• [The task]:
The records that follow need to be output exactly as they are.

— start The records —

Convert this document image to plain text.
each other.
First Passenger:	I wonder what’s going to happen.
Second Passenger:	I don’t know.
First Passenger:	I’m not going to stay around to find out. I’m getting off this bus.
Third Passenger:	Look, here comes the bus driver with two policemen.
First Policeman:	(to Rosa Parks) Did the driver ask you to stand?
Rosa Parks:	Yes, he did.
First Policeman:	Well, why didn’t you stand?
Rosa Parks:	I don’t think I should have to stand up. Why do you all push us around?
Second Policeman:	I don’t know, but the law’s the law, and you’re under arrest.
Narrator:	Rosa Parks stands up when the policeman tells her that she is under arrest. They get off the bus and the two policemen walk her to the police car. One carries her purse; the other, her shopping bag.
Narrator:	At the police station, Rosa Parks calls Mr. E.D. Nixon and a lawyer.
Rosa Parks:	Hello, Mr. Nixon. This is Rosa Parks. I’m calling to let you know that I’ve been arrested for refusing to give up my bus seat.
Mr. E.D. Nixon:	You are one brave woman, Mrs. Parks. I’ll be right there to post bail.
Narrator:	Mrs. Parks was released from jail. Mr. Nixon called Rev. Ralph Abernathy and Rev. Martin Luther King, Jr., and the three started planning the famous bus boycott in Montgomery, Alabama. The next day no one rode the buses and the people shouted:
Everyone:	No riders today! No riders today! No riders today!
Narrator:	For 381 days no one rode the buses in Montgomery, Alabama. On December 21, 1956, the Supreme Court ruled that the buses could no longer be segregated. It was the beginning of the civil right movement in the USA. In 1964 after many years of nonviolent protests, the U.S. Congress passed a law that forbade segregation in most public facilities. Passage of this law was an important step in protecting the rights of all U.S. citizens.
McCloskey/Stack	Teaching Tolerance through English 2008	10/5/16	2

— end The records —

• [Exercise output]:
Convert this document image to plain text.
each other.
First Passenger:	I wonder what’s going to happen.
Second Passenger:	I don’t know.
First Passenger:	I’m not going to stay around to find out. I’m getting off this bus.
Third Passenger:	Look, here comes the bus driver with two policemen.
First Policeman:	(to Rosa Parks) Did the driver ask you to stand?
Rosa Parks:	Yes, he did.
First Policeman:	Well, why didn’t you stand?
Rosa Parks:	I don’t think I should have to stand up. Why do you all push us around?
Second Policeman:	I don’t know, but the law’s the law, and you’re under arrest.
Narrator:	Rosa Parks stands up when the policeman tells her that she is under arrest. They get off the bus and the two policemen walk her to the police car. One carries her purse; the other, her shopping bag.
Narrator:	At the police station, Rosa Parks calls Mr. E.D. Nixon and a lawyer.
Rosa Parks:	Hello, Mr. Nixon. This is Rosa Parks. I’m calling to let you know that I’ve been arrested for refusing to give up my bus seat.
Mr. E.D. Nixon:	You are one brave woman, Mrs. Parks. I’ll be right there to post bail.
Narrator:	Mrs. Parks was released from jail. Mr. Nixon called Rev. Ralph Abernathy and Rev. Martin Luther King, Jr., and the three started planning the famous bus boycott in Montgomery, Alabama. The next day no one rode the buses and the people shouted:
Everyone:	No riders today! No riders today! No riders today!
Narrator:	For 381 days no one rode the buses in Montgomery, Alabama. On December 21, 1956, the Supreme Court ruled that the buses could no longer be segregated. It was the beginning of the civil right movement in the USA. In 1964 after many years of nonviolent protests, the U.S. Congress passed a law that forbade segregation in most public facilities. Passage of this law was an important step in protecting the rights of all U.S. citizens.
McCloskey/Stack	Teaching Tolerance through English 2008	10/5/16	2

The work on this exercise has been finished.